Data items
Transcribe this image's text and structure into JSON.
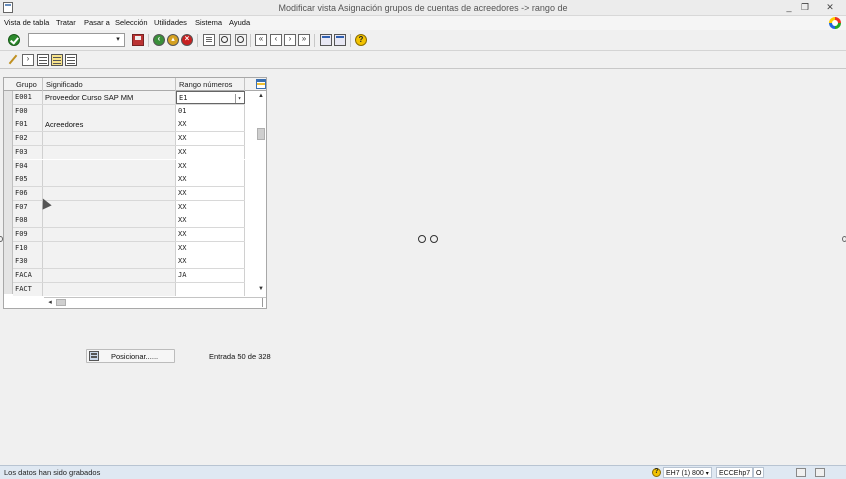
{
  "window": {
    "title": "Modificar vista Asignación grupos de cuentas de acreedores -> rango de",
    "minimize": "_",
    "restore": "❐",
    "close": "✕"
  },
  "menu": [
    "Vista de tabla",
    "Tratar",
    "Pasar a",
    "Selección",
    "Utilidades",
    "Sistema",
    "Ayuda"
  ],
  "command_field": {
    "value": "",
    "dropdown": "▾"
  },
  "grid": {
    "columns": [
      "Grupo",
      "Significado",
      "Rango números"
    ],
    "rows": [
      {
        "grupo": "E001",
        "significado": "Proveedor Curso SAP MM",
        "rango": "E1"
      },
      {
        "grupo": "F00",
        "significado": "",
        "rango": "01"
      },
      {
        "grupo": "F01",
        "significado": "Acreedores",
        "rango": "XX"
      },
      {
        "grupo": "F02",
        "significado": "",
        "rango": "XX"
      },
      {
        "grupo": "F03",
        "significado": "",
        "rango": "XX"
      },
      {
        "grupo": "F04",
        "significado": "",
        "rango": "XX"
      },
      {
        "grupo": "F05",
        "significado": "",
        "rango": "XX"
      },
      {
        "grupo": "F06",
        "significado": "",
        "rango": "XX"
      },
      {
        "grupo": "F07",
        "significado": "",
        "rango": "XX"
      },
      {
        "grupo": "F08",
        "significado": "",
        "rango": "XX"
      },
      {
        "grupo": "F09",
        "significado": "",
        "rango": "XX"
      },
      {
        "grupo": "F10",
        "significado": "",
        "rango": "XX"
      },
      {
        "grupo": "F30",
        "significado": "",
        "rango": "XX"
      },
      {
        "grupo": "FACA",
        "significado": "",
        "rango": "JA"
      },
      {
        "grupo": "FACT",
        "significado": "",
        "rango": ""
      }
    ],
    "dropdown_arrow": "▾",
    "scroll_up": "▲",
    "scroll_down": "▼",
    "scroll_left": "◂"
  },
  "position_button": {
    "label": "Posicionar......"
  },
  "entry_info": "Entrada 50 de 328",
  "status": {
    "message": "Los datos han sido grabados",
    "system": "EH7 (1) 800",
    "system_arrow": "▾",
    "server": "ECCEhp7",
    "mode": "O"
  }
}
...
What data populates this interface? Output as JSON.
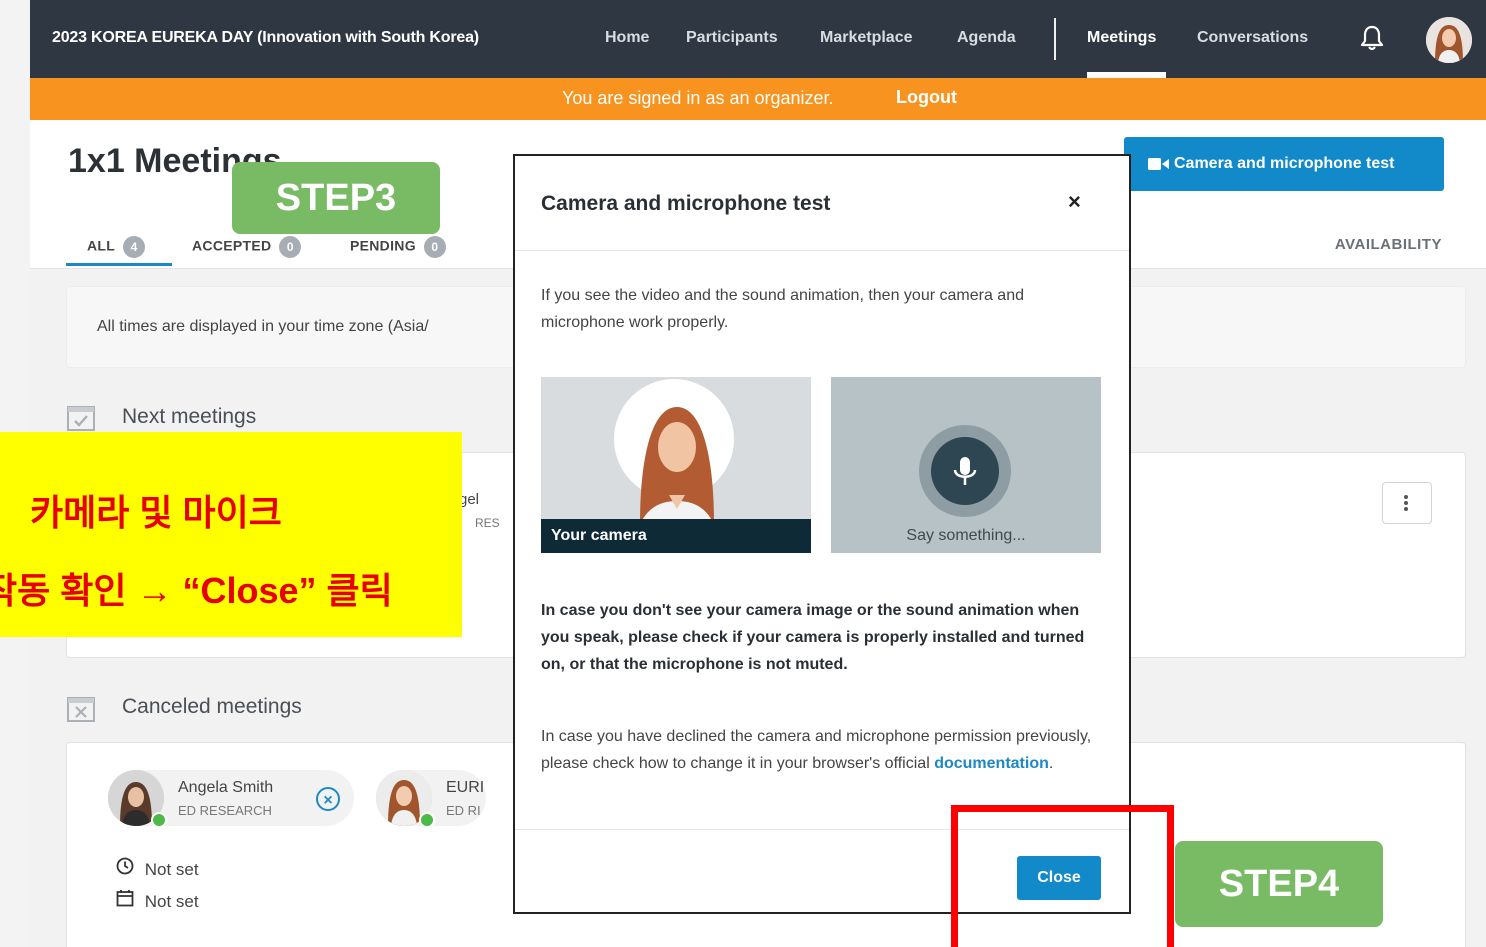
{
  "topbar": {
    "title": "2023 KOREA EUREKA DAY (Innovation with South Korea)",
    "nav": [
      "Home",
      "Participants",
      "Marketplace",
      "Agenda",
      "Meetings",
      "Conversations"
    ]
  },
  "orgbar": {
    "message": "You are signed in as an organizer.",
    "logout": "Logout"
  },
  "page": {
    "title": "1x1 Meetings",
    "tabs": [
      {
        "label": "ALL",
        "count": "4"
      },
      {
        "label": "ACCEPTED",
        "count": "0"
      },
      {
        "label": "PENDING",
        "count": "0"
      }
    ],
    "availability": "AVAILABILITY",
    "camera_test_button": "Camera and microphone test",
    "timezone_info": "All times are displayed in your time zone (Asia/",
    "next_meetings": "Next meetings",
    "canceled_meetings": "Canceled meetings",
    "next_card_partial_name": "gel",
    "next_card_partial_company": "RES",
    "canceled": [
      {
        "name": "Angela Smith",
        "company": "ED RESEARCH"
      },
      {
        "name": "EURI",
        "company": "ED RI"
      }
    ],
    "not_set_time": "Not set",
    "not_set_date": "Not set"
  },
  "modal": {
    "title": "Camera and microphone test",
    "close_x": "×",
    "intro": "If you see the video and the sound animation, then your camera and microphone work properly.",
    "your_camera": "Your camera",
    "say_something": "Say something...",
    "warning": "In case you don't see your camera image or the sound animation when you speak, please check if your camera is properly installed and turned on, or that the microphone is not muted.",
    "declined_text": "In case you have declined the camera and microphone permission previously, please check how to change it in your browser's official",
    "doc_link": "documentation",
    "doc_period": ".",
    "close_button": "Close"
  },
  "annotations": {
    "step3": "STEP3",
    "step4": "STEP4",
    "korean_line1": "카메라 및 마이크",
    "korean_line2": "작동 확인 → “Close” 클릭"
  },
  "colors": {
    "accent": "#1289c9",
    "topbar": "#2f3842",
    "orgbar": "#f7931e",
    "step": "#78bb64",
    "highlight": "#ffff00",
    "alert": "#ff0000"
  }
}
...
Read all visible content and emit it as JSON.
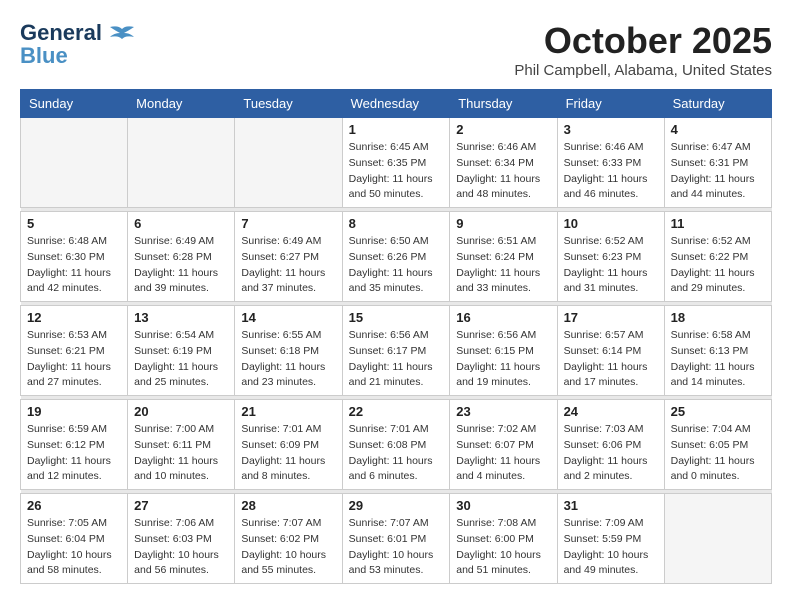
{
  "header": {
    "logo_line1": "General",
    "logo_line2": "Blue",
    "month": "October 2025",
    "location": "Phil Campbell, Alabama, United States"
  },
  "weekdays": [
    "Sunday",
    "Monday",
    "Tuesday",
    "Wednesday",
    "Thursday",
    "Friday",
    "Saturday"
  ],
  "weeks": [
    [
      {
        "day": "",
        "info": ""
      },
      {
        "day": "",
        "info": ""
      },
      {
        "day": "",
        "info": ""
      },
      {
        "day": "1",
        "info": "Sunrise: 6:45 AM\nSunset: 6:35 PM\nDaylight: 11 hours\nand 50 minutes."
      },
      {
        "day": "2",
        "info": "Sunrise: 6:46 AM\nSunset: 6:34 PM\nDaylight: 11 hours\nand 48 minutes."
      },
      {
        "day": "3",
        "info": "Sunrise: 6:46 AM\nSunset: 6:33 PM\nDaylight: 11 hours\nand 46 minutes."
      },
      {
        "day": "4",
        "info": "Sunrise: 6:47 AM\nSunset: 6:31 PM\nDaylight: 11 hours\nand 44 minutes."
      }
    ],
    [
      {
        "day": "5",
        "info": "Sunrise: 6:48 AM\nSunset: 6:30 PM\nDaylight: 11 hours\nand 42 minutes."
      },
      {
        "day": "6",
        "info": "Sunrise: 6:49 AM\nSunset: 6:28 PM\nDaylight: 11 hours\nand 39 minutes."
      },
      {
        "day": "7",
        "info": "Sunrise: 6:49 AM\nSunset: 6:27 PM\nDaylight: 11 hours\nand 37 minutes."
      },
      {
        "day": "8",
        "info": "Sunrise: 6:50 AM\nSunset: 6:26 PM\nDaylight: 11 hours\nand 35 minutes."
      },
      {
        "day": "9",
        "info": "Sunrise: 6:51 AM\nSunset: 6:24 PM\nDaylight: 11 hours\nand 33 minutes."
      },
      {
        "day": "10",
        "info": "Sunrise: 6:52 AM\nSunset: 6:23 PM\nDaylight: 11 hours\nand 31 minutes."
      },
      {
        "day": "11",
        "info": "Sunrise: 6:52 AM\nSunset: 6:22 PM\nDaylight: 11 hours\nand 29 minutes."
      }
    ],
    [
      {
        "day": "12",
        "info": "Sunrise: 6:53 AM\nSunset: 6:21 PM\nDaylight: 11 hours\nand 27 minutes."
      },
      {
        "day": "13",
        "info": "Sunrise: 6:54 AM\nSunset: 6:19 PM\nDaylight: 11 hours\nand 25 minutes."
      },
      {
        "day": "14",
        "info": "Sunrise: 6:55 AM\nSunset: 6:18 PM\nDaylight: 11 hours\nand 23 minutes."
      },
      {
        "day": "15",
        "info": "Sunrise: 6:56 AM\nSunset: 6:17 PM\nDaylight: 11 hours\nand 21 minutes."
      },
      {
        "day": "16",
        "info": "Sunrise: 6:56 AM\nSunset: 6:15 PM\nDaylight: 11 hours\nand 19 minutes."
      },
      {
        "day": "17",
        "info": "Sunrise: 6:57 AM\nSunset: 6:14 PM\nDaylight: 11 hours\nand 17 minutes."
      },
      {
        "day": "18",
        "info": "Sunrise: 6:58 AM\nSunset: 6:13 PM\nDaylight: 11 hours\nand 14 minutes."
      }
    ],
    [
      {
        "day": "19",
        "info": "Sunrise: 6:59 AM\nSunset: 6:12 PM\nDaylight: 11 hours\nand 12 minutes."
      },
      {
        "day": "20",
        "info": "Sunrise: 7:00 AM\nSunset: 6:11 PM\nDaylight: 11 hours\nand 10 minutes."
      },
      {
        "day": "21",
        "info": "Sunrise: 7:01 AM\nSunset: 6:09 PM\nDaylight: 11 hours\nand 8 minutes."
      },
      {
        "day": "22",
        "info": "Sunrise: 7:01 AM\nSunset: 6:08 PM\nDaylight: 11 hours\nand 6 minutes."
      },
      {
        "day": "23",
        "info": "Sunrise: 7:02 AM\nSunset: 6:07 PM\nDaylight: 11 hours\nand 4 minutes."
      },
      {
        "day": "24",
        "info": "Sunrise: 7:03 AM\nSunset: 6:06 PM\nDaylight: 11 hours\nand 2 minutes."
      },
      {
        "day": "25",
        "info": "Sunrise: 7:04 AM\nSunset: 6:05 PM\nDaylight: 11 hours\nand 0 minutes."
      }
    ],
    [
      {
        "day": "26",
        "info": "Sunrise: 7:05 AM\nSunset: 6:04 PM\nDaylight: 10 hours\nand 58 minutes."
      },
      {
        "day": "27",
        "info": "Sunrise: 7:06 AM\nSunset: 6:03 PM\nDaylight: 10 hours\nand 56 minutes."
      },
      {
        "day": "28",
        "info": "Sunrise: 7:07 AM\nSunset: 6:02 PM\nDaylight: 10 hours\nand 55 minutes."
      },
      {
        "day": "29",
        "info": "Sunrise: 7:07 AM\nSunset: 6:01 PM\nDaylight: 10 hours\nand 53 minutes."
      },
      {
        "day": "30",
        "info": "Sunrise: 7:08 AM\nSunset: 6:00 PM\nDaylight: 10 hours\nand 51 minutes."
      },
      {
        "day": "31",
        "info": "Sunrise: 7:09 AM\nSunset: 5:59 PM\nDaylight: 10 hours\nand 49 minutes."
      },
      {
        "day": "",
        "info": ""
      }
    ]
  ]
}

Task instructions
Search the entries for the word "sound" and copy every line that has it.

Expected output
    "intro": "If you see the video and the sound animation, then your camera and microphone work properly.",
    "warning": "In case you don't see your camera image or the sound animation when you speak, please check if your camera is properly installed and turned on, or that the microphone is not muted.",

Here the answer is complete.